** BEGIN Text **

It just seems to me that if a team was to create a massive amount of hand-made assembly routines with a style that resembled the usage of other instructions, maybe even using opcode-like byte structure for the parameters, those routines could be very durable, as much as the rest of native instructions, taking their logic to concise, minimal, optimized bits per routine.

They would just need to be routinely optimized as much as the instructions themselves. But if there is a part of the team that only works at the low level optimizations also with the intention to gain CPU-implementing technology (for hardware projects of theirs), then the high-level team would simply make the rest of the program, and if they know that something is too slow, they could easily direct hand-optimized assembly only to the most critical parts of the program, not necessarily to everything, and it could become more understandable just because of being in the context of something that urges optimization.

It seems to me that if it was possible to design an optimizing CPU, then it's possible for a good team to create optimized code where it's really needed. Not many things truly require brutal optimization, only the most specialized algorithms. The rest can be gradually improved over time. It could be an interesting platform to re-explore.

** END Text **

### Task set
1: Transcribe the passage on hand-optimized assembly from "It seems to" up to and including "platform to re-explore.".
2: According to the passage on hand-optimized assembly, what is the only thing that truly requires brutal optimization?

** BEGIN Stored data **

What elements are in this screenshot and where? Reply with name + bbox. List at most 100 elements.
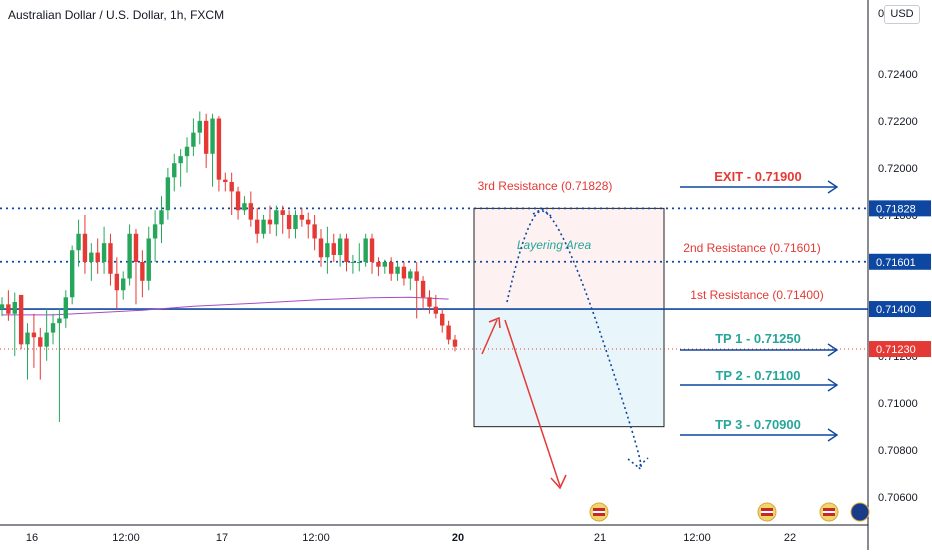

** END Stored data **

### Task-by-task outputs
1:
It seems to me that if it was possible to design an optimizing CPU, then it's possible for a good team to create optimized code where it's really needed. Not many things truly require brutal optimization, only the most specialized algorithms. The rest can be gradually improved over time. It could be an interesting platform to re-explore.

2: Only the most specialized algorithms.